Scan the listing below and copy every line holding "bashupload".
· · ·
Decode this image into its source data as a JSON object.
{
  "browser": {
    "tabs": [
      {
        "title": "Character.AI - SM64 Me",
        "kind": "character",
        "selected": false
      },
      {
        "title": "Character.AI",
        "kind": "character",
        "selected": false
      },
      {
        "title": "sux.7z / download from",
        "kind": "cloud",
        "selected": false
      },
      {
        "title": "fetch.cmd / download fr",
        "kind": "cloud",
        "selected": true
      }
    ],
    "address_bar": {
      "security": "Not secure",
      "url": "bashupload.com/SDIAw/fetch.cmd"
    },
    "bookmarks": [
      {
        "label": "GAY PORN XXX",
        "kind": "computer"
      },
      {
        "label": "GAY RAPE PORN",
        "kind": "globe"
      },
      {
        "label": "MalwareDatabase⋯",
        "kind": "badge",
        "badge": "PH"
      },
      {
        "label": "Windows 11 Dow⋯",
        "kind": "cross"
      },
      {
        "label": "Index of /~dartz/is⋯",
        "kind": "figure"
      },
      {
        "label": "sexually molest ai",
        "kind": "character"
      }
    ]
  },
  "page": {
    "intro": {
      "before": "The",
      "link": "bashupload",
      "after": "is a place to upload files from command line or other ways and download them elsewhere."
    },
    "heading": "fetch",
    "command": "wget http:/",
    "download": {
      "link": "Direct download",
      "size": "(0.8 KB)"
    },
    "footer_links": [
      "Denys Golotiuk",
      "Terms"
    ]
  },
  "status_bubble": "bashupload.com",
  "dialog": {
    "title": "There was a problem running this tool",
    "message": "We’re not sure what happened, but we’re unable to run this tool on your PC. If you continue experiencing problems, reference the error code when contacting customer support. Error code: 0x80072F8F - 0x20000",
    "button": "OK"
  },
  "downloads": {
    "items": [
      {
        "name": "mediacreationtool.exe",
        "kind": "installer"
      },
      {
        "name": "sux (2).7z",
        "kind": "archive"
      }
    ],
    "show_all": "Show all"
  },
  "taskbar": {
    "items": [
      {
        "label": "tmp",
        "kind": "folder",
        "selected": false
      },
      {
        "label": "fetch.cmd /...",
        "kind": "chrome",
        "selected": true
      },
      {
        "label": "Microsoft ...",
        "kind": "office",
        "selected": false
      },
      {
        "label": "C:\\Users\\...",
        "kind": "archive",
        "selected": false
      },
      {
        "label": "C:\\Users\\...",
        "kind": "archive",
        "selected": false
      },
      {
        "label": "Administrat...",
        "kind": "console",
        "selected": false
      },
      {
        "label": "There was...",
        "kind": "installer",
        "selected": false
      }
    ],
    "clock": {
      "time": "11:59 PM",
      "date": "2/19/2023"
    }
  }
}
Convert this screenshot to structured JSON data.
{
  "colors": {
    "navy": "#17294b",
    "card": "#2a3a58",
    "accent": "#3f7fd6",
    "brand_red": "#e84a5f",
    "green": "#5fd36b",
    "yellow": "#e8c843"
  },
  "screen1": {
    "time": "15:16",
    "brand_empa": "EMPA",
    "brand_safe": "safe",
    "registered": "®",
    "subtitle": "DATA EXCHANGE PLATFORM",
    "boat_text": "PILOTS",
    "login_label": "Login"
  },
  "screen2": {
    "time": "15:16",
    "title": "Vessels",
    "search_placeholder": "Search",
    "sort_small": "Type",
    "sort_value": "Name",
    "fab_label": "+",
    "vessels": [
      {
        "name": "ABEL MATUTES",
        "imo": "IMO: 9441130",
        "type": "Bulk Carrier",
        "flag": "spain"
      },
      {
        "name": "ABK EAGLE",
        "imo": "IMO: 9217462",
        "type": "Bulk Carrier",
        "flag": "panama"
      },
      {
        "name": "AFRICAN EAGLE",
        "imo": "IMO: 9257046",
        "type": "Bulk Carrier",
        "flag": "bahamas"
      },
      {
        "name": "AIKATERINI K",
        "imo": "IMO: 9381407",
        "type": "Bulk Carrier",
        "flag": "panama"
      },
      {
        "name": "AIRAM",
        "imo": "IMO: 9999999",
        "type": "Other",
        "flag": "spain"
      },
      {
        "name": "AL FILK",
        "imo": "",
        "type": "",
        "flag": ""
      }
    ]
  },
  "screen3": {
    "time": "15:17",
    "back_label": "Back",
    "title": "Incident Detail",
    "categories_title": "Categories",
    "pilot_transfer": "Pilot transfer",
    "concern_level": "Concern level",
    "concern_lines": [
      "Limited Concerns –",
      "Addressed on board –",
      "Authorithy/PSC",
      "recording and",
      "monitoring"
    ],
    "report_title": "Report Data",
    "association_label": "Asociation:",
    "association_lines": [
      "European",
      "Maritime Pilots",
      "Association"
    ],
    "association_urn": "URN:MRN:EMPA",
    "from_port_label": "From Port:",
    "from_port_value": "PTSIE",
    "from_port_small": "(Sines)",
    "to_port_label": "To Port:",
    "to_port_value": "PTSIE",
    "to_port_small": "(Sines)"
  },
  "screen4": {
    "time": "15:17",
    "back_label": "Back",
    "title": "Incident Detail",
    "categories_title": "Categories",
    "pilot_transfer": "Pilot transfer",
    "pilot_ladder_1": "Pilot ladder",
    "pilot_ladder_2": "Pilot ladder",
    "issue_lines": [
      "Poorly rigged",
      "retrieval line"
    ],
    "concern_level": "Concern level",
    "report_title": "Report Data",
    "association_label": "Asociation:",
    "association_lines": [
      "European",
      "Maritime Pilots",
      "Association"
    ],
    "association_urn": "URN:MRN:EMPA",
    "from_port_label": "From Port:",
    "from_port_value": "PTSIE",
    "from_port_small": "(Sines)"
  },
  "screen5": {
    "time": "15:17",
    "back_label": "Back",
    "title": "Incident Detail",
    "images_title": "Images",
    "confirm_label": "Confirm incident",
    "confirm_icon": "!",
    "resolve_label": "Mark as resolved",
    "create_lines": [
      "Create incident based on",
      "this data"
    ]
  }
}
· · ·
◆ RIGHT ANSWER:
      "url": "bashupload.com/SDIAw/fetch.cmd"
      "link": "bashupload",
  "status_bubble": "bashupload.com",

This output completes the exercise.